───── INFORMATION SHOWN
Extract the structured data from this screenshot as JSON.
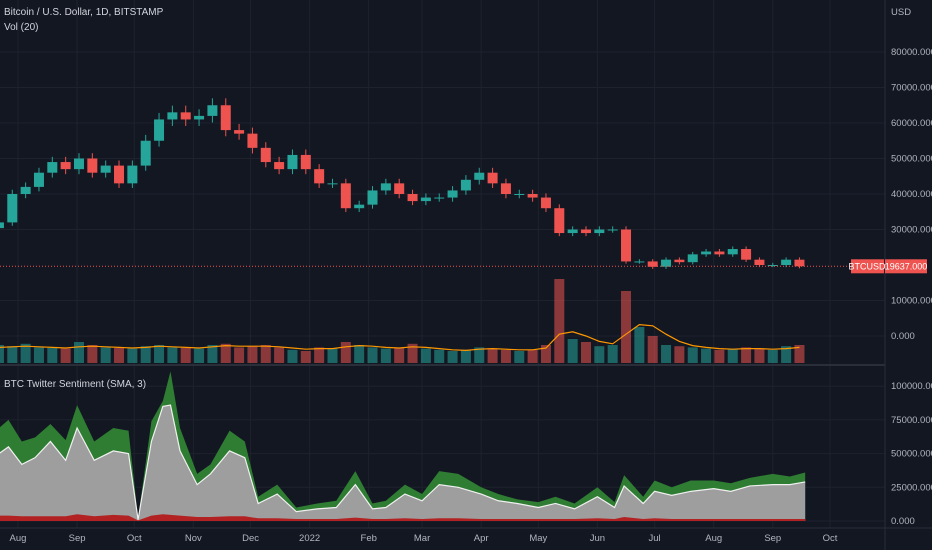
{
  "header": {
    "symbol_title": "Bitcoin / U.S. Dollar, 1D, BITSTAMP",
    "volume_title": "Vol (20)",
    "currency": "USD"
  },
  "sentiment_pane": {
    "title": "BTC Twitter Sentiment (SMA, 3)"
  },
  "last_price": {
    "symbol": "BTCUSD",
    "value": "19637.000",
    "color": "#ef5350"
  },
  "colors": {
    "background": "#131722",
    "grid": "#1e222d",
    "up": "#26a69a",
    "down": "#ef5350",
    "volume_ma": "#ff9800",
    "positive": "#2e7d32",
    "neutral": "#9e9e9e",
    "negative": "#b22222"
  },
  "chart_data": [
    {
      "type": "candlestick",
      "title": "Bitcoin / U.S. Dollar, 1D, BITSTAMP",
      "ylabel": "USD",
      "ylim": [
        0,
        85000
      ],
      "y_ticks": [
        "80000.000",
        "70000.000",
        "60000.000",
        "50000.000",
        "40000.000",
        "30000.000",
        "10000.000",
        "0.000"
      ],
      "x_ticks": [
        "Aug",
        "Sep",
        "Oct",
        "Nov",
        "Dec",
        "2022",
        "Feb",
        "Mar",
        "Apr",
        "May",
        "Jun",
        "Jul",
        "Aug",
        "Sep",
        "Oct"
      ],
      "x_tick_dates": [
        "2021-08-01",
        "2021-09-01",
        "2021-10-01",
        "2021-11-01",
        "2021-12-01",
        "2022-01-01",
        "2022-02-01",
        "2022-03-01",
        "2022-04-01",
        "2022-05-01",
        "2022-06-01",
        "2022-07-01",
        "2022-08-01",
        "2022-09-01",
        "2022-10-01"
      ],
      "grid": true,
      "weekly_dates": [
        "2021-07-22",
        "2021-07-29",
        "2021-08-05",
        "2021-08-12",
        "2021-08-19",
        "2021-08-26",
        "2021-09-02",
        "2021-09-09",
        "2021-09-16",
        "2021-09-23",
        "2021-09-30",
        "2021-10-07",
        "2021-10-14",
        "2021-10-21",
        "2021-10-28",
        "2021-11-04",
        "2021-11-11",
        "2021-11-18",
        "2021-11-25",
        "2021-12-02",
        "2021-12-09",
        "2021-12-16",
        "2021-12-23",
        "2021-12-30",
        "2022-01-06",
        "2022-01-13",
        "2022-01-20",
        "2022-01-27",
        "2022-02-03",
        "2022-02-10",
        "2022-02-17",
        "2022-02-24",
        "2022-03-03",
        "2022-03-10",
        "2022-03-17",
        "2022-03-24",
        "2022-03-31",
        "2022-04-07",
        "2022-04-14",
        "2022-04-21",
        "2022-04-28",
        "2022-05-05",
        "2022-05-12",
        "2022-05-19",
        "2022-05-26",
        "2022-06-02",
        "2022-06-09",
        "2022-06-16",
        "2022-06-23",
        "2022-06-30",
        "2022-07-07",
        "2022-07-14",
        "2022-07-21",
        "2022-07-28",
        "2022-08-04",
        "2022-08-11",
        "2022-08-18",
        "2022-08-25",
        "2022-09-01",
        "2022-09-08",
        "2022-09-15"
      ],
      "close": [
        32000,
        40000,
        42000,
        46000,
        49000,
        47000,
        50000,
        46000,
        48000,
        43000,
        48000,
        55000,
        61000,
        63000,
        61000,
        62000,
        65000,
        58000,
        57000,
        53000,
        49000,
        47000,
        51000,
        47000,
        43000,
        43000,
        36000,
        37000,
        41000,
        43000,
        40000,
        38000,
        39000,
        39000,
        41000,
        44000,
        46000,
        43000,
        40000,
        40000,
        39000,
        36000,
        29000,
        30000,
        29000,
        30000,
        30000,
        21000,
        21000,
        19500,
        21500,
        20800,
        23000,
        23800,
        23000,
        24500,
        21500,
        20000,
        20000,
        21500,
        19637
      ],
      "volume": [
        3000,
        2800,
        3200,
        2600,
        2500,
        2400,
        3500,
        3000,
        2600,
        2500,
        2400,
        2800,
        3000,
        2600,
        2500,
        2400,
        3000,
        3200,
        2600,
        2800,
        3000,
        2600,
        2200,
        2000,
        2600,
        2400,
        3500,
        3000,
        2600,
        2400,
        2500,
        3200,
        2400,
        2200,
        2000,
        2200,
        2600,
        2400,
        2200,
        2000,
        2200,
        3000,
        14000,
        4000,
        3500,
        2800,
        3000,
        12000,
        6000,
        4500,
        3000,
        2800,
        2600,
        2400,
        2200,
        2400,
        2600,
        2400,
        2200,
        2800,
        3000
      ],
      "volume_ma": [
        2600,
        2700,
        2800,
        2700,
        2600,
        2500,
        2700,
        2800,
        2700,
        2600,
        2500,
        2600,
        2800,
        2700,
        2600,
        2500,
        2700,
        2900,
        2800,
        2800,
        2800,
        2700,
        2500,
        2300,
        2400,
        2400,
        2700,
        2900,
        2800,
        2600,
        2500,
        2700,
        2600,
        2400,
        2200,
        2100,
        2300,
        2400,
        2300,
        2200,
        2200,
        2500,
        4800,
        5200,
        4500,
        3600,
        3200,
        4800,
        6400,
        6200,
        4800,
        3600,
        2900,
        2600,
        2400,
        2300,
        2400,
        2400,
        2300,
        2400,
        2600
      ]
    },
    {
      "type": "area",
      "title": "BTC Twitter Sentiment (SMA, 3)",
      "ylim": [
        0,
        115000
      ],
      "y_ticks": [
        "100000.000",
        "75000.000",
        "50000.000",
        "25000.000",
        "0.000"
      ],
      "grid": true,
      "dates": [
        "2021-07-22",
        "2021-07-27",
        "2021-08-03",
        "2021-08-10",
        "2021-08-18",
        "2021-08-26",
        "2021-09-01",
        "2021-09-10",
        "2021-09-20",
        "2021-09-28",
        "2021-10-03",
        "2021-10-10",
        "2021-10-16",
        "2021-10-20",
        "2021-10-25",
        "2021-11-03",
        "2021-11-10",
        "2021-11-20",
        "2021-11-28",
        "2021-12-05",
        "2021-12-15",
        "2021-12-25",
        "2022-01-05",
        "2022-01-15",
        "2022-01-25",
        "2022-02-03",
        "2022-02-10",
        "2022-02-20",
        "2022-03-01",
        "2022-03-10",
        "2022-03-20",
        "2022-04-01",
        "2022-04-10",
        "2022-04-20",
        "2022-05-01",
        "2022-05-10",
        "2022-05-20",
        "2022-06-01",
        "2022-06-10",
        "2022-06-15",
        "2022-06-25",
        "2022-07-01",
        "2022-07-10",
        "2022-07-20",
        "2022-08-01",
        "2022-08-10",
        "2022-08-20",
        "2022-09-01",
        "2022-09-10",
        "2022-09-18"
      ],
      "series": [
        {
          "role": "total",
          "values": [
            69000,
            75000,
            59000,
            62000,
            72000,
            60000,
            86000,
            59000,
            69000,
            67000,
            2000,
            74000,
            89000,
            111000,
            69000,
            35000,
            42000,
            67000,
            59000,
            18000,
            27000,
            10000,
            13000,
            15000,
            37000,
            13000,
            15000,
            27000,
            20000,
            37000,
            35000,
            25000,
            20000,
            16000,
            14000,
            18000,
            13000,
            25000,
            14000,
            34000,
            18000,
            30000,
            25000,
            30000,
            30000,
            28000,
            32000,
            35000,
            33000,
            36000
          ]
        },
        {
          "role": "neutral",
          "values": [
            50000,
            55000,
            42000,
            47000,
            59000,
            45000,
            69000,
            45000,
            52000,
            50000,
            1000,
            59000,
            85000,
            86000,
            52000,
            27000,
            35000,
            52000,
            47000,
            13000,
            20000,
            7000,
            9000,
            10000,
            27000,
            9000,
            10000,
            20000,
            15000,
            27000,
            25000,
            20000,
            15000,
            13000,
            10000,
            13000,
            9000,
            18000,
            10000,
            26000,
            13000,
            22000,
            19000,
            22000,
            24000,
            22000,
            26000,
            27000,
            27000,
            29000
          ]
        },
        {
          "role": "negative",
          "values": [
            4000,
            4000,
            3500,
            3500,
            3500,
            3500,
            5000,
            3500,
            4500,
            4000,
            500,
            4000,
            5000,
            4500,
            4000,
            3000,
            3000,
            3500,
            3500,
            2000,
            2000,
            1500,
            1500,
            1500,
            2500,
            1500,
            1500,
            2000,
            1500,
            2000,
            2000,
            1500,
            1500,
            1500,
            1500,
            1500,
            1500,
            2000,
            1500,
            3000,
            1500,
            2000,
            1500,
            1500,
            1500,
            1500,
            1500,
            1500,
            1500,
            1500
          ]
        }
      ]
    }
  ]
}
──────────
[TO BE DONE]
Copy, from the material above, each line in which the string "BITSTAMP" occurs.

[CORRECT RESULT]
    "symbol_title": "Bitcoin / U.S. Dollar, 1D, BITSTAMP",
      "title": "Bitcoin / U.S. Dollar, 1D, BITSTAMP",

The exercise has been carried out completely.